Objective>
Copy out each line that has "cultura" in it.

Entries supplied>
^^^^^^^^^^^^^^^^

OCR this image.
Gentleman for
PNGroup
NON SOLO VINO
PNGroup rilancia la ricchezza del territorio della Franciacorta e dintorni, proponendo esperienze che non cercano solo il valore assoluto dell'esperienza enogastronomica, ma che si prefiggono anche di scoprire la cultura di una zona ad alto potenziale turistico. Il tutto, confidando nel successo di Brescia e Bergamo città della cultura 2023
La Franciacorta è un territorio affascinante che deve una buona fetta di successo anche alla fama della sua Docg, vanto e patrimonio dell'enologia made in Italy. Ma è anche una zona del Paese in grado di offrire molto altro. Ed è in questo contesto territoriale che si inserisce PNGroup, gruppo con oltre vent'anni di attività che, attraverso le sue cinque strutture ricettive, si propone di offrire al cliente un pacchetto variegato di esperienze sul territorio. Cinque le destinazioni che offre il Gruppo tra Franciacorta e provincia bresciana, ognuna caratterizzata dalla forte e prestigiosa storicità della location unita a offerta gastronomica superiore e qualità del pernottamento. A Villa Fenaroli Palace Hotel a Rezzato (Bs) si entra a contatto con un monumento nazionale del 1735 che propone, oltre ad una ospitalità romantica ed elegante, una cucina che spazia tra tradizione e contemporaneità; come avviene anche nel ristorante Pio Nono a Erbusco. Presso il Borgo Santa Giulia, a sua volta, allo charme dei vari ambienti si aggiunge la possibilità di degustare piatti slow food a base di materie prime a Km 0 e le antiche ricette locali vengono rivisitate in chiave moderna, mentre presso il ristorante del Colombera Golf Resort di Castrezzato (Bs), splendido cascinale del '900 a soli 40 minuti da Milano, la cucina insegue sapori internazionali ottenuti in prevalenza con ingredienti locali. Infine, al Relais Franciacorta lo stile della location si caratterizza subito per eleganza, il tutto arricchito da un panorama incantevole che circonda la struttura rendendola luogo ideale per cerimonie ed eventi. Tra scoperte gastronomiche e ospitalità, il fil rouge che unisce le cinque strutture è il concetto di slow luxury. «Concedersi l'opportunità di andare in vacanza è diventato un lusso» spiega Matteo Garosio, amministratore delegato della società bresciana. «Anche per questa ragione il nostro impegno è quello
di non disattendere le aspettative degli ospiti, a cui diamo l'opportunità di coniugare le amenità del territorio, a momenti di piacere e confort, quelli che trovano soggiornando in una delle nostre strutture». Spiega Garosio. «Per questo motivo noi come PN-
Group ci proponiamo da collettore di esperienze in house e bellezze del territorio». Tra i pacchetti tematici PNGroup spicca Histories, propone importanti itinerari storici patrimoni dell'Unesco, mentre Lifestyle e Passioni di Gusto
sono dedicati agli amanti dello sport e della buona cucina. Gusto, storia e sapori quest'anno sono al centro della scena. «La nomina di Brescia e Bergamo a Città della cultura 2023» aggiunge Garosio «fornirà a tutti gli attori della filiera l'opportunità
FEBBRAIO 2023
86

^^^^^^^^^^^^^^^^

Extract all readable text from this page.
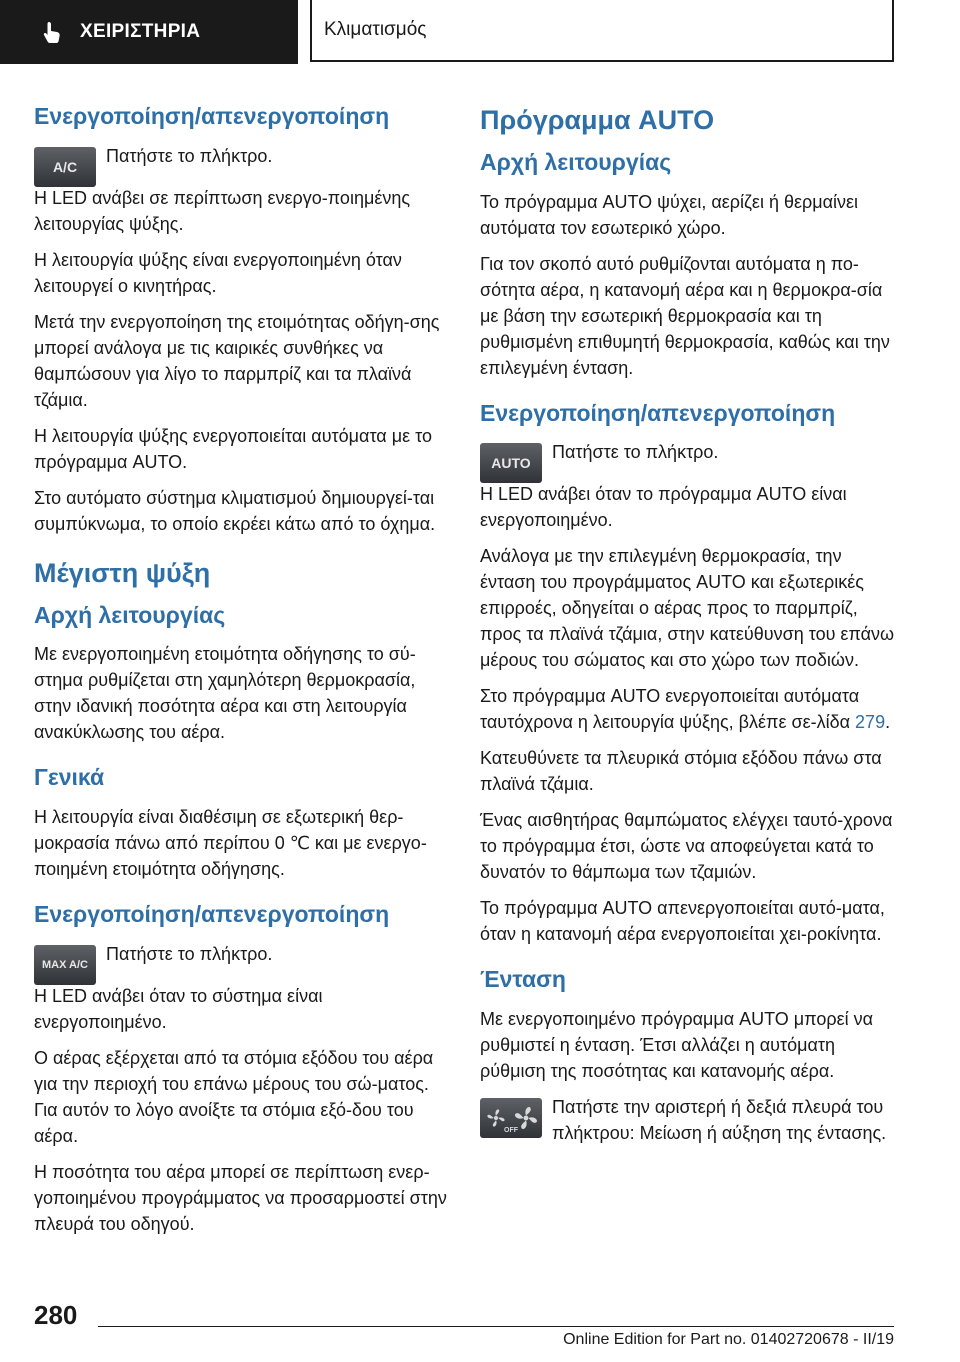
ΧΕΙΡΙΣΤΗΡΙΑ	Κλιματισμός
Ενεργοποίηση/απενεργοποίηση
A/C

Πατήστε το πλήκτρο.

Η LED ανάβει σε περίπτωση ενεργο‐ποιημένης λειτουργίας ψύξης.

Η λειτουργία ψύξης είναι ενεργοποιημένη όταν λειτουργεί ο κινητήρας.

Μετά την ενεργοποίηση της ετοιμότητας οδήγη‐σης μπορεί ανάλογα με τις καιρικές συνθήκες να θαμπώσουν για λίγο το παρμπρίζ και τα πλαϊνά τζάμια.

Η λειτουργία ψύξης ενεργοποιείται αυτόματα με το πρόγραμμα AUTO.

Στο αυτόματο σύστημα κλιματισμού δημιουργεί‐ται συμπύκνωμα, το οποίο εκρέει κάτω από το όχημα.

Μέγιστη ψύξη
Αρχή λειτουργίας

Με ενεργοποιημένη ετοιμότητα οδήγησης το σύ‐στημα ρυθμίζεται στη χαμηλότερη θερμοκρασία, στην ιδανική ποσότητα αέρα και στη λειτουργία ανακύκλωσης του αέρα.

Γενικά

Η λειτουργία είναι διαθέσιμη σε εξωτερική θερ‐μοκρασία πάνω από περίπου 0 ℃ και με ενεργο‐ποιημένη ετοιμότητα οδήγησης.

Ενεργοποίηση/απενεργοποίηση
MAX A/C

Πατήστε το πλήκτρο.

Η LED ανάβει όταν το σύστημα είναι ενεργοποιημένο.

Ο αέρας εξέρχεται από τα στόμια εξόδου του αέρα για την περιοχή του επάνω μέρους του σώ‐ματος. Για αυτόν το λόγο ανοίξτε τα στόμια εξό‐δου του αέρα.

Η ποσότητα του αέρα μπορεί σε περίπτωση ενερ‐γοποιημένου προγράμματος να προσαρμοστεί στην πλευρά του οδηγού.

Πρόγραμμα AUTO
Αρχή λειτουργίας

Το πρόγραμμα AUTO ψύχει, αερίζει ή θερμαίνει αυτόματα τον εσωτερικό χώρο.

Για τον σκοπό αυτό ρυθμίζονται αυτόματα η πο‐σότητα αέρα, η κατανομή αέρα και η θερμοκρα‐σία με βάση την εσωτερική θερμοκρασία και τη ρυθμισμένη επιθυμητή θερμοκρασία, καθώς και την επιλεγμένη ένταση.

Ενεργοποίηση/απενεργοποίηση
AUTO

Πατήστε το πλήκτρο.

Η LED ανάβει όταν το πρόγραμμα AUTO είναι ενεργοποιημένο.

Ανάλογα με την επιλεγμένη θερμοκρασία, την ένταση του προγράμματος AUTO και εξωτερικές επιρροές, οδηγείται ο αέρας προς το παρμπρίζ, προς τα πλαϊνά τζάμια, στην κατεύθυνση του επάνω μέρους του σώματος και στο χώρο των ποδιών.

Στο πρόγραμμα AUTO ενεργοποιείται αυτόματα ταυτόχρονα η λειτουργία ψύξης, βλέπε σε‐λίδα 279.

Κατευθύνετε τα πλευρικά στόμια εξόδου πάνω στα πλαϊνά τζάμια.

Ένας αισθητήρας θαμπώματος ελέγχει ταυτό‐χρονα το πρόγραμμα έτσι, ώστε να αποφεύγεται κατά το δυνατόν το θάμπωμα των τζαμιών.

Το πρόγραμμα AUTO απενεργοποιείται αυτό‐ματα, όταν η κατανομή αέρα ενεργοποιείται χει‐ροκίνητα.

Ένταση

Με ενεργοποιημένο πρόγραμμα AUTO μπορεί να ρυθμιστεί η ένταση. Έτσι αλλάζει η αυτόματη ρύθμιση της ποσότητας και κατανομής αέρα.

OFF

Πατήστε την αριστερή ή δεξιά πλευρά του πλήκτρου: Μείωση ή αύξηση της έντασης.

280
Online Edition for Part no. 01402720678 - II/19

^^^^^^^^^^^^^^^^

Result below>
PNGroup rilancia la ricchezza del territorio della Franciacorta e dintorni, proponendo esperienze che non cercano solo il valore assoluto dell'esperienza enogastronomica, ma che si prefiggono anche di scoprire la cultura di una zona ad alto potenziale turistico. Il tutto, confidando nel successo di Brescia e Bergamo città della cultura 2023
sono dedicati agli amanti dello sport e della buona cucina. Gusto, storia e sapori quest'anno sono al centro della scena. «La nomina di Brescia e Bergamo a Città della cultura 2023» aggiunge Garosio «fornirà a tutti gli attori della filiera l'opportunità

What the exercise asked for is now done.